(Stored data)
********
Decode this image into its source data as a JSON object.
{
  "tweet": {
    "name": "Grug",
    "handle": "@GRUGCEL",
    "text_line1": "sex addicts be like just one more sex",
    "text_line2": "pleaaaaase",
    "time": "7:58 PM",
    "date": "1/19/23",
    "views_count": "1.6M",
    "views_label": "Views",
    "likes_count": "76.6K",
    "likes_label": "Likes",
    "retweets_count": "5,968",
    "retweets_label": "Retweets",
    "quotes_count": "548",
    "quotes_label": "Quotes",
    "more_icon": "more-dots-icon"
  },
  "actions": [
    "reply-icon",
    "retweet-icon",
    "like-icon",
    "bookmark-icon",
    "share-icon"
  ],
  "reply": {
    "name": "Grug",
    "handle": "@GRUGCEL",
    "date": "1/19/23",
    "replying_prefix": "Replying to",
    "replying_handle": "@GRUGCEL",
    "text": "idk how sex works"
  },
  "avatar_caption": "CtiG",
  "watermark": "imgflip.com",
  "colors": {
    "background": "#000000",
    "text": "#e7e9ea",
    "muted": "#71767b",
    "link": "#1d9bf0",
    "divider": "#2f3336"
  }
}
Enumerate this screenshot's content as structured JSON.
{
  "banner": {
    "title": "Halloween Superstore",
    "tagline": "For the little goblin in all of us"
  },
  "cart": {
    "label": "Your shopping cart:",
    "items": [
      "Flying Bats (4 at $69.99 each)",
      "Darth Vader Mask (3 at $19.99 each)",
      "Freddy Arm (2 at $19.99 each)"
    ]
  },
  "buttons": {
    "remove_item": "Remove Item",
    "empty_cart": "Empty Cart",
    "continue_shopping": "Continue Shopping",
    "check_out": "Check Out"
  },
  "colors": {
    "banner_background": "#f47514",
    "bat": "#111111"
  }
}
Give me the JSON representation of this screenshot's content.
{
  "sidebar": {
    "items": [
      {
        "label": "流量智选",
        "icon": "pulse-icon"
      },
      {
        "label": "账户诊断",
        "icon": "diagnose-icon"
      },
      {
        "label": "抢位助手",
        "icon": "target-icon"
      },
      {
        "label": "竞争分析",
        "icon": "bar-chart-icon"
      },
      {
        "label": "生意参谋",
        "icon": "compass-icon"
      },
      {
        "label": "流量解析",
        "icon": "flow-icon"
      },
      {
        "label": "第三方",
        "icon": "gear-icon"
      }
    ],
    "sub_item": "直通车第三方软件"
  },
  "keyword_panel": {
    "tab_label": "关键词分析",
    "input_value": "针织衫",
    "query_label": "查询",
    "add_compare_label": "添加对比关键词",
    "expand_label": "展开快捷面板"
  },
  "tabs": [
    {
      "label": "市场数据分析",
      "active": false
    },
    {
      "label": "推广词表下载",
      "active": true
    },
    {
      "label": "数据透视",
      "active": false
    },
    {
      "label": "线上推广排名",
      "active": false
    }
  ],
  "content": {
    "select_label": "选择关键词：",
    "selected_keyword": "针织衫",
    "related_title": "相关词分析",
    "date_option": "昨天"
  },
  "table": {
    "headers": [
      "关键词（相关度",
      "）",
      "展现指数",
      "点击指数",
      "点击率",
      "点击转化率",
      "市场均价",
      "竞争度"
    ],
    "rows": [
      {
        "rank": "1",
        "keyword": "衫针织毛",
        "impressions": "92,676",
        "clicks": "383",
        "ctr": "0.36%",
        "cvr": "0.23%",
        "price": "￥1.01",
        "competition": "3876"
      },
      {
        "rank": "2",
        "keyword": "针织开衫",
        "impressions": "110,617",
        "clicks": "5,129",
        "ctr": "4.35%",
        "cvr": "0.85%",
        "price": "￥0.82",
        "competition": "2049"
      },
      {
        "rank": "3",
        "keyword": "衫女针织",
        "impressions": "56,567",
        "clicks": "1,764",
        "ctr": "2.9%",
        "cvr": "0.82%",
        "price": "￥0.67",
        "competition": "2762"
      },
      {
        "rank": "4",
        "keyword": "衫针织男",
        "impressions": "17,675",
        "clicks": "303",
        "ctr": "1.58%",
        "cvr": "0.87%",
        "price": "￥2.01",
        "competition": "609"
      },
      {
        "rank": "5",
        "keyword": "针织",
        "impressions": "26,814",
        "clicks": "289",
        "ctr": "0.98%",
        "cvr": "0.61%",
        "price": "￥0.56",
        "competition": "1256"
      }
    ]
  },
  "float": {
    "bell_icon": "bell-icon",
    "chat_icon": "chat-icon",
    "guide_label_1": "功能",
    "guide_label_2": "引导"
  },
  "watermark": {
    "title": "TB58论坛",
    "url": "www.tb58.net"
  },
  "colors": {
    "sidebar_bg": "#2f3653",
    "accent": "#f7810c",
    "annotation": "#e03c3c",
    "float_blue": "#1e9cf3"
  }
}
********
List each line of the records that holds the string "price".

        "price": "￥1.01",
        "price": "￥0.82",
        "price": "￥0.67",
        "price": "￥2.01",
        "price": "￥0.56",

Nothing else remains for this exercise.